Entries provided =
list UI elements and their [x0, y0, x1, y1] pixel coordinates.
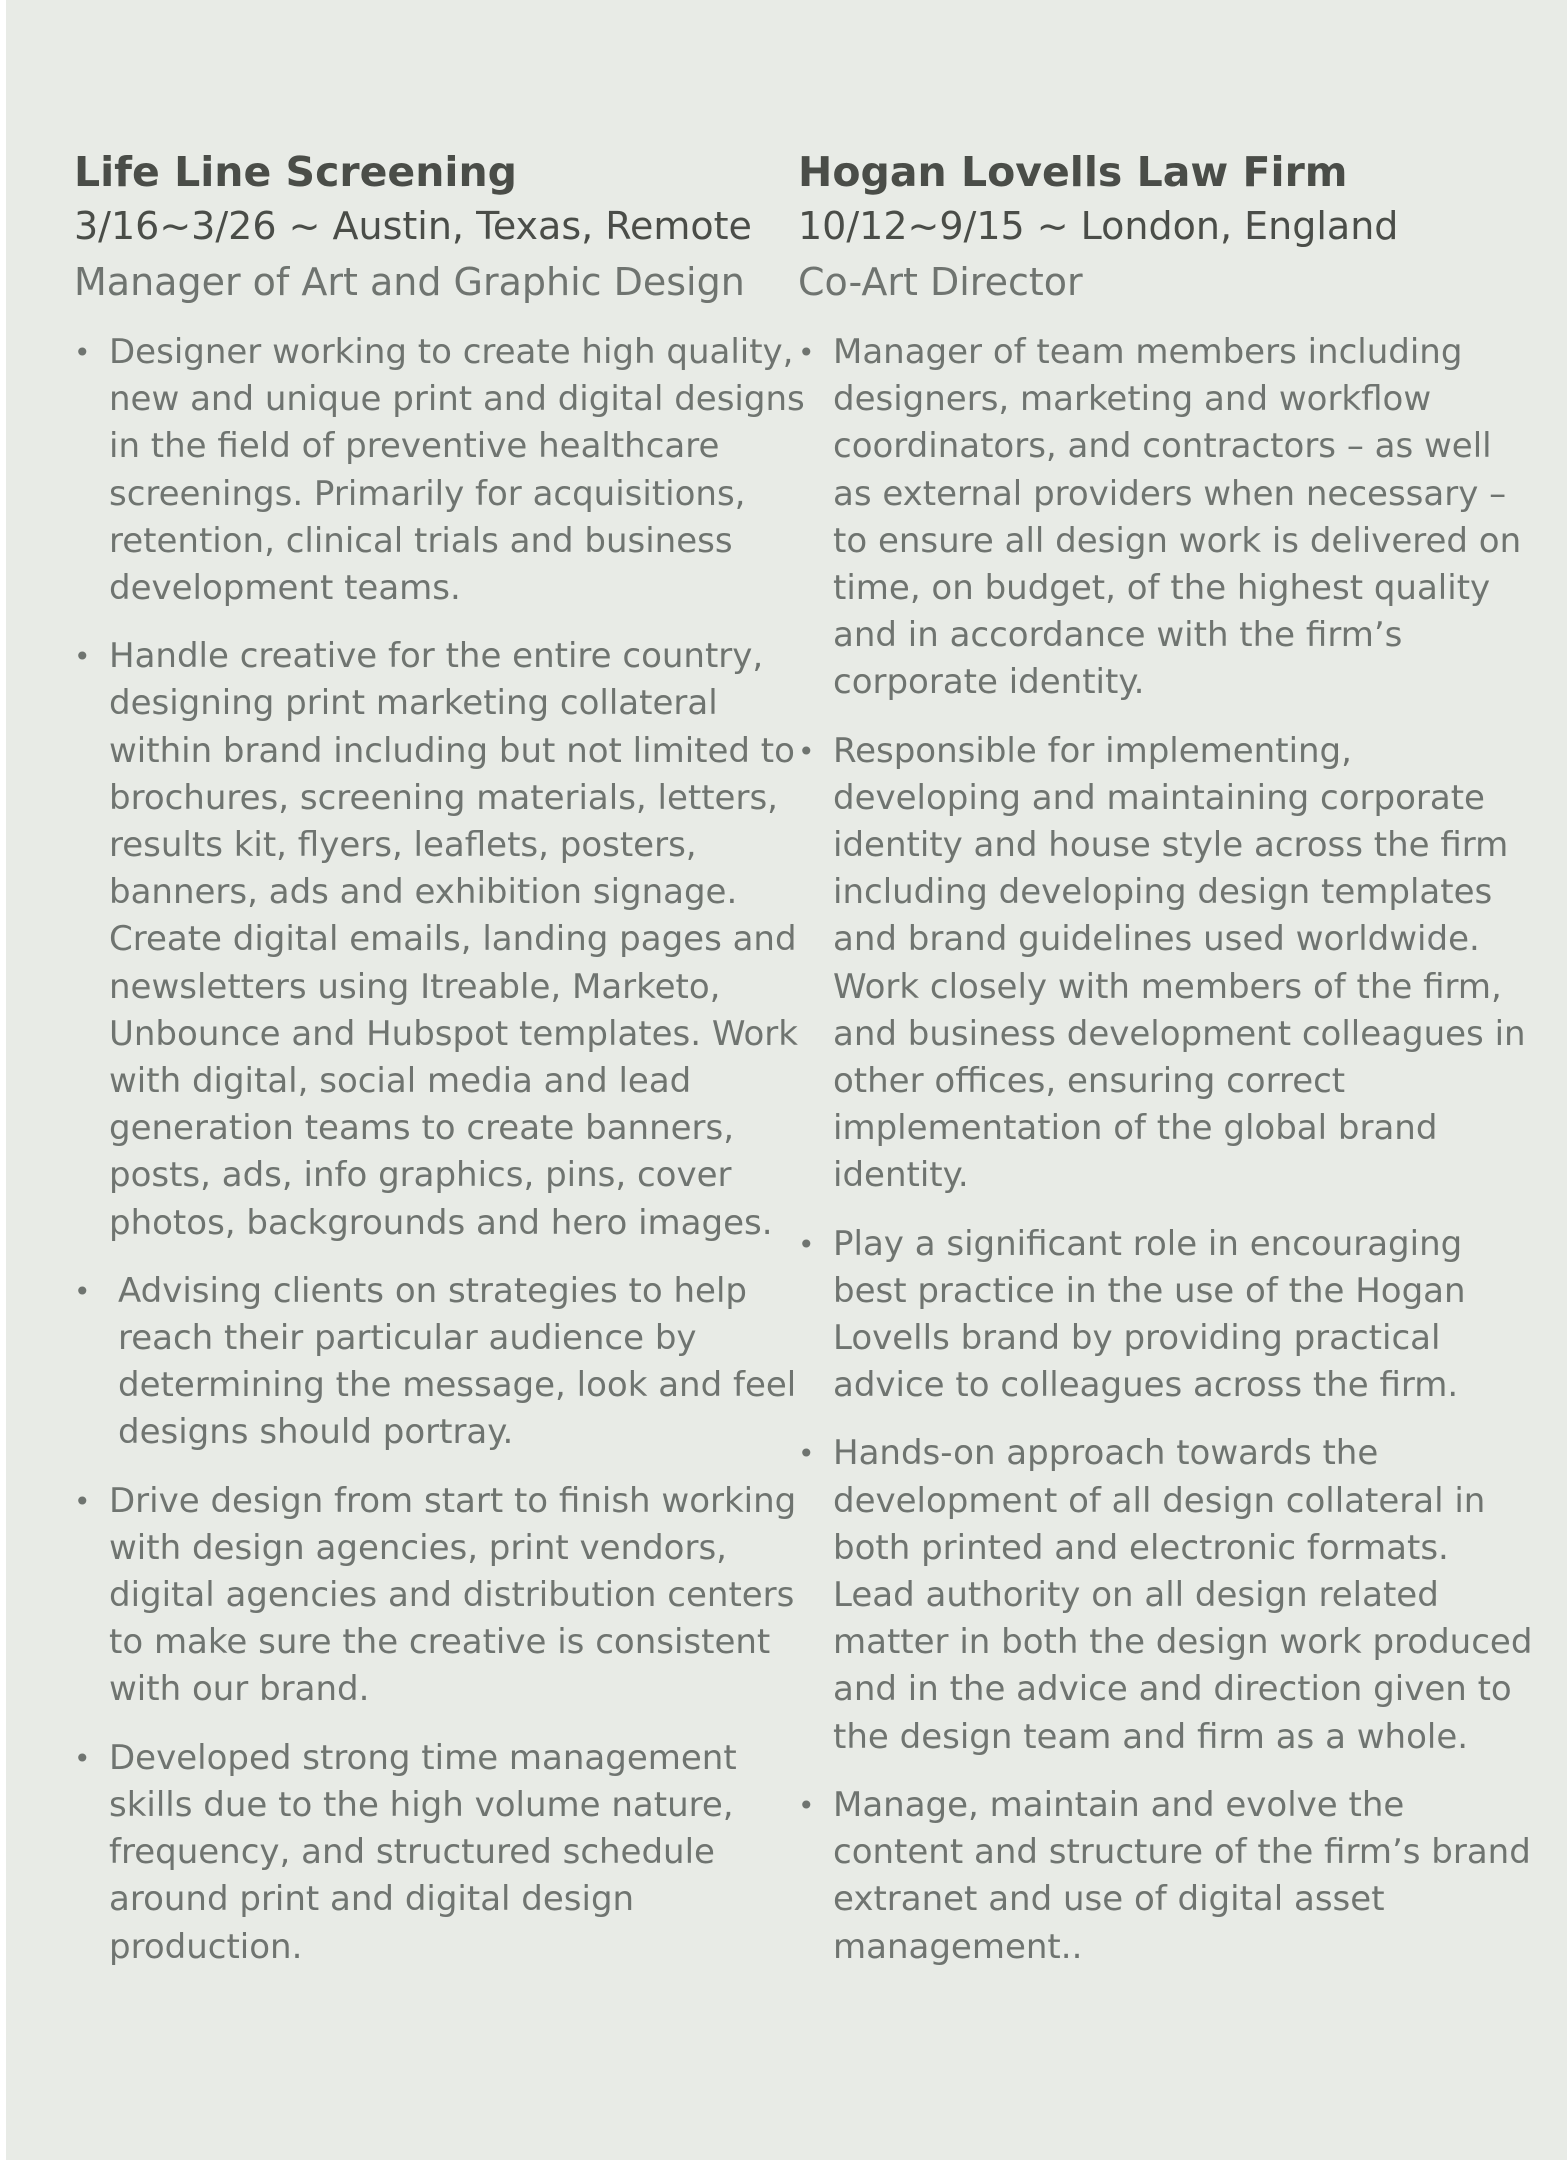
- job-title: Manager of Art and Graphic Design: [74, 260, 745, 304]
- experience-hogan-lovells: [798, 145, 1533, 1992]
- employment-dates-location: 10/12~9/15 ~ London, England: [798, 204, 1399, 248]
- responsibility-item: [74, 329, 809, 612]
- responsibility-item: [798, 329, 1538, 707]
- responsibility-text: Drive design from start to finish working with design agencies, print vendors, digital agencies and distribution centers to make sure the creative is consistent with our brand.: [109, 1480, 797, 1710]
- bullet-icon: •: [798, 1227, 815, 1261]
- responsibility-text: Hands-on approach towards the development of all design collateral in both printed and electronic formats. Lead authority on all design related matter in both the design work produced and in the advice and direction given to the design team and firm as a whole.: [833, 1433, 1533, 1757]
- responsibility-text: Developed strong time management skills due to the high volume nature, frequency, and structured schedule around print and digital design production.: [109, 1737, 737, 1967]
- responsibility-text: Responsible for implementing, developing and maintaining corporate identity and house style across the firm including developing design templates and brand guidelines used worldwide. Work closely with members of the firm, and business development colleagues in other offices, ensuring correct implementation of the global brand identity.: [833, 730, 1526, 1196]
- responsibility-text: Designer working to create high quality, new and unique print and digital designs in the field of preventive healthcare screenings. Primarily for acquisitions, retention, clinical trials and business development teams.: [109, 332, 805, 609]
- employment-dates-location: 3/16~3/26 ~ Austin, Texas, Remote: [74, 204, 752, 248]
- responsibility-item: [74, 1478, 809, 1714]
- bullet-icon: •: [74, 1484, 91, 1518]
- responsibility-text: Manager of team members including designers, marketing and workflow coordinators, and contractors – as well as external providers when necessary – to ensure all design work is delivered on time, on budget, of the highest quality and in accordance with the firm’s corporate identity.: [833, 332, 1522, 703]
- responsibility-text: Handle creative for the entire country, designing print marketing collateral within brand including but not limited to brochures, screening materials, letters, results kit, flyers, leaflets, posters, banners, ads and exhibition signage. Create digital emails, landing pages and newsletters using Itreable, Marketo, Unbounce and Hubspot templates. Work with digital, social media and lead generation teams to create banners, posts, ads, info graphics, pins, cover photos, backgrounds and hero images.: [109, 636, 798, 1243]
- responsibility-item: [74, 1268, 818, 1457]
- resume-page: [6, 0, 1567, 2160]
- responsibility-item: [798, 1782, 1538, 1971]
- bullet-icon: •: [798, 336, 815, 369]
- responsibility-item: [798, 1430, 1538, 1760]
- responsibility-item: [74, 633, 809, 1247]
- bullet-icon: •: [74, 1741, 91, 1775]
- job-title: Co-Art Director: [798, 260, 1083, 304]
- bullet-icon: •: [798, 1788, 815, 1822]
- responsibility-text: Play a significant role in encouraging best practice in the use of the Hogan Lovells brand by providing practical advice to colleagues across the firm.: [833, 1223, 1466, 1406]
- bullet-icon: •: [798, 734, 815, 768]
- bullet-icon: •: [74, 640, 91, 674]
- responsibility-item: [74, 1735, 809, 1971]
- bullet-icon: •: [798, 1437, 815, 1471]
- responsibility-text: Manage, maintain and evolve the content and structure of the firm’s brand extranet and use of digital asset management..: [833, 1784, 1531, 1967]
- responsibility-item: [798, 728, 1538, 1200]
- experience-life-line-screening: [74, 145, 805, 1992]
- responsibilities-list: [798, 329, 1533, 1971]
- responsibility-item: [798, 1221, 1538, 1410]
- bullet-icon: •: [74, 336, 91, 369]
- responsibilities-list: [74, 329, 805, 1971]
- company-name: Life Line Screening: [74, 148, 517, 196]
- bullet-icon: •: [74, 1274, 91, 1308]
- company-name: Hogan Lovells Law Firm: [798, 148, 1348, 196]
- responsibility-text: Advising clients on strategies to help reach their particular audience by determining the message, look and feel designs should portray.: [118, 1270, 797, 1453]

What you should do = Arrange every line of the listing above as a numbered list, omitting blank lines and excluding the picture.

Complete response =
1. list UI elements and their [x0, y0, x1, y1] pixel coordinates.
2. - job-title: Manager of Art and Graphic Design: [74, 260, 745, 304]
3. - experience-hogan-lovells: [798, 145, 1533, 1992]
4. - employment-dates-location: 10/12~9/15 ~ London, England: [798, 204, 1399, 248]
5. - responsibility-item: [74, 329, 809, 612]
6. - responsibility-item: [798, 329, 1538, 707]
7. - responsibility-text: Drive design from start to finish working with design agencies, print vendors, digital agencies and distribution centers to make sure the creative is consistent with our brand.: [109, 1480, 797, 1710]
8. - bullet-icon: •: [798, 1227, 815, 1261]
9. - responsibility-text: Hands-on approach towards the development of all design collateral in both printed and electronic formats. Lead authority on all design related matter in both the design work produced and in the advice and direction given to the design team and firm as a whole.: [833, 1433, 1533, 1757]
10. - responsibility-text: Developed strong time management skills due to the high volume nature, frequency, and structured schedule around print and digital design production.: [109, 1737, 737, 1967]
11. - responsibility-text: Responsible for implementing, developing and maintaining corporate identity and house style across the firm including developing design templates and brand guidelines used worldwide. Work closely with members of the firm, and business development colleagues in other offices, ensuring correct implementation of the global brand identity.: [833, 730, 1526, 1196]
12. - responsibility-text: Designer working to create high quality, new and unique print and digital designs in the field of preventive healthcare screenings. Primarily for acquisitions, retention, clinical trials and business development teams.: [109, 332, 805, 609]
13. - employment-dates-location: 3/16~3/26 ~ Austin, Texas, Remote: [74, 204, 752, 248]
14. - responsibility-item: [74, 1478, 809, 1714]
15. - bullet-icon: •: [74, 1484, 91, 1518]
16. - responsibility-text: Manager of team members including designers, marketing and workflow coordinators, and contractors – as well as external providers when necessary – to ensure all design work is delivered on time, on budget, of the highest quality and in accordance with the firm’s corporate identity.: [833, 332, 1522, 703]
17. - responsibility-text: Handle creative for the entire country, designing print marketing collateral within brand including but not limited to brochures, screening materials, letters, results kit, flyers, leaflets, posters, banners, ads and exhibition signage. Create digital emails, landing pages and newsletters using Itreable, Marketo, Unbounce and Hubspot templates. Work with digital, social media and lead generation teams to create banners, posts, ads, info graphics, pins, cover photos, backgrounds and hero images.: [109, 636, 798, 1243]
18. - responsibility-item: [74, 1268, 818, 1457]
19. - resume-page: [6, 0, 1567, 2160]
20. - responsibility-item: [798, 1782, 1538, 1971]
21. - bullet-icon: •: [798, 336, 815, 369]
22. - responsibility-item: [798, 1430, 1538, 1760]
23. - responsibility-item: [74, 633, 809, 1247]
24. - bullet-icon: •: [74, 1741, 91, 1775]
25. - job-title: Co-Art Director: [798, 260, 1083, 304]
26. - bullet-icon: •: [798, 1788, 815, 1822]
27. - responsibility-text: Play a significant role in encouraging best practice in the use of the Hogan Lovells brand by providing practical advice to colleagues across the firm.: [833, 1223, 1466, 1406]
28. - bullet-icon: •: [798, 734, 815, 768]
29. - bullet-icon: •: [74, 640, 91, 674]
30. - responsibility-item: [74, 1735, 809, 1971]
31. - bullet-icon: •: [798, 1437, 815, 1471]
32. - responsibility-text: Manage, maintain and evolve the content and structure of the firm’s brand extranet and use of digital asset management..: [833, 1784, 1531, 1967]
33. - responsibility-item: [798, 728, 1538, 1200]
34. - experience-life-line-screening: [74, 145, 805, 1992]
35. - responsibilities-list: [798, 329, 1533, 1971]
36. - responsibility-item: [798, 1221, 1538, 1410]
37. - bullet-icon: •: [74, 336, 91, 369]
38. - responsibilities-list: [74, 329, 805, 1971]
39. - company-name: Life Line Screening: [74, 148, 517, 196]
40. - bullet-icon: •: [74, 1274, 91, 1308]
41. - company-name: Hogan Lovells Law Firm: [798, 148, 1348, 196]
42. - responsibility-text: Advising clients on strategies to help reach their particular audience by determining the message, look and feel designs should portray.: [118, 1270, 797, 1453]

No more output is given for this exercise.